-------- EXCERPTED DATA --------

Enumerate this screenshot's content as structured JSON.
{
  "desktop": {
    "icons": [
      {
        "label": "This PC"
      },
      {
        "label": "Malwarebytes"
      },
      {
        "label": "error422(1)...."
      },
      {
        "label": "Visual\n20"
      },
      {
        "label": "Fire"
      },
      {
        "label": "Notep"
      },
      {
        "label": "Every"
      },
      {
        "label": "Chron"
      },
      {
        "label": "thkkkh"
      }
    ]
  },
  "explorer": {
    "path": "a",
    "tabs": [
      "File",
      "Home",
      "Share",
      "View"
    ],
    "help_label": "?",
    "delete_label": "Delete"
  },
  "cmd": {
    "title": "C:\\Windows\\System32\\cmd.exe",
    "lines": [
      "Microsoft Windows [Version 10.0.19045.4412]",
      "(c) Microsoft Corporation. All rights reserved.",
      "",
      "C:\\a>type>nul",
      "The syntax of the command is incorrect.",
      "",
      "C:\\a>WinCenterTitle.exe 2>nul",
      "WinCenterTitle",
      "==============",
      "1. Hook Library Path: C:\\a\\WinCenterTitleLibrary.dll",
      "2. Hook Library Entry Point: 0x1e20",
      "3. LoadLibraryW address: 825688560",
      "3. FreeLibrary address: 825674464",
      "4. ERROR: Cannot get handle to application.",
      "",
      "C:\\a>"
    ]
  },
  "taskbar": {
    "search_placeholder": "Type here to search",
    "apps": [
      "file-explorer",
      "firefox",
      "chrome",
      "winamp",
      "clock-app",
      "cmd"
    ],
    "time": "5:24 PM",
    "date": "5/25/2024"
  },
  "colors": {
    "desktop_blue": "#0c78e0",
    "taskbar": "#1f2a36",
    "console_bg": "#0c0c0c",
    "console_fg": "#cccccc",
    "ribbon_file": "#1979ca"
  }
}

--------

**WORK INSTRUCTIONS:** Copy all lines from the material that hold "Microsoft".

**WORKED SOLUTION:**
      "Microsoft Windows [Version 10.0.19045.4412]",
      "(c) Microsoft Corporation. All rights reserved.",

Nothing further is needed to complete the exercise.